— Begin DATASET ROWS —

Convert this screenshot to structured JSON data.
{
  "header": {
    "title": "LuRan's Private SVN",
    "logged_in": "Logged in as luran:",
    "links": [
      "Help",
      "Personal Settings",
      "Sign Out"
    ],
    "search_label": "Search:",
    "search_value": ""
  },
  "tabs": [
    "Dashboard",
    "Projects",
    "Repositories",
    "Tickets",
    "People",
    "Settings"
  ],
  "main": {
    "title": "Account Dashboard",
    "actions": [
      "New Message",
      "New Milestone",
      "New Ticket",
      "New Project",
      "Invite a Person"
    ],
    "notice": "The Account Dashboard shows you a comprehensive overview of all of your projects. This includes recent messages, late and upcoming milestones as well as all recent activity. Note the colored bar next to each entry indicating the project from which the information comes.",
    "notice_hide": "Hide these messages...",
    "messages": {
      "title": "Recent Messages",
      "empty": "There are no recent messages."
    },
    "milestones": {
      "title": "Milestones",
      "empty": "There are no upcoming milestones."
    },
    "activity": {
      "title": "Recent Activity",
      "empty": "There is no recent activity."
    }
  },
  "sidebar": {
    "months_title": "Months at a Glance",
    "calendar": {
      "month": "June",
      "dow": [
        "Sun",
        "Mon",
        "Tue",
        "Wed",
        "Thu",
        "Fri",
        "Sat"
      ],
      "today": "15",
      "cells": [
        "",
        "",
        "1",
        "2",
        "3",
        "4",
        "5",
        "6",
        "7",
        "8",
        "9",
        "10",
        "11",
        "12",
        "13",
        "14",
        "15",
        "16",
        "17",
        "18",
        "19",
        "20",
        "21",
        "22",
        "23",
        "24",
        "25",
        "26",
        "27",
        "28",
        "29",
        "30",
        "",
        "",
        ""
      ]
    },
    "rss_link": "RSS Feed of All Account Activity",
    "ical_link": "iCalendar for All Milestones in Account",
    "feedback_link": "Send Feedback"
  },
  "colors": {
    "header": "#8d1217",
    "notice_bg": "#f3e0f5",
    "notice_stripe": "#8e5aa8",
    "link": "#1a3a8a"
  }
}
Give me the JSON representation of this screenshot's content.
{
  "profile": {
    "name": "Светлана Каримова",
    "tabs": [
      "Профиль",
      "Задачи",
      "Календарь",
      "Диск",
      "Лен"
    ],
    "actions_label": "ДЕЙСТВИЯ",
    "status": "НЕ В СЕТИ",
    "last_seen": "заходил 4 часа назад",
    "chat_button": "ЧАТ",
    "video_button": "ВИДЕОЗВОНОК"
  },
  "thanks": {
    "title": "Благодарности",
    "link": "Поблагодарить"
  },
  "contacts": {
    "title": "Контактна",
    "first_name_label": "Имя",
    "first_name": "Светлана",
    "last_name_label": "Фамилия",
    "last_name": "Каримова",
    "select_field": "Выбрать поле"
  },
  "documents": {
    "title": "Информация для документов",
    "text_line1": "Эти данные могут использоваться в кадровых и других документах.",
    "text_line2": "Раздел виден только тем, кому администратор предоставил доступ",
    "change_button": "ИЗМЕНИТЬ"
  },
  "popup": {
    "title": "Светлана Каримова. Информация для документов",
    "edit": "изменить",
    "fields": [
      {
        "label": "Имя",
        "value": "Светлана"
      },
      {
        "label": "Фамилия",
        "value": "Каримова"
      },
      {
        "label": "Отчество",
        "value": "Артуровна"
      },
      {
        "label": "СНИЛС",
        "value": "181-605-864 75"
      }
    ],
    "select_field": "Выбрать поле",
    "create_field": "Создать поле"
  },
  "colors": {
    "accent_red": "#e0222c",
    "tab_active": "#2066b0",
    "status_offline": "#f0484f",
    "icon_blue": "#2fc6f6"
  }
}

— End DATASET ROWS —

EXERCISE AIM: From the listing above, find the number of lines with the word "Account" in them. Answer with the number only.

WORKED ANSWER: 4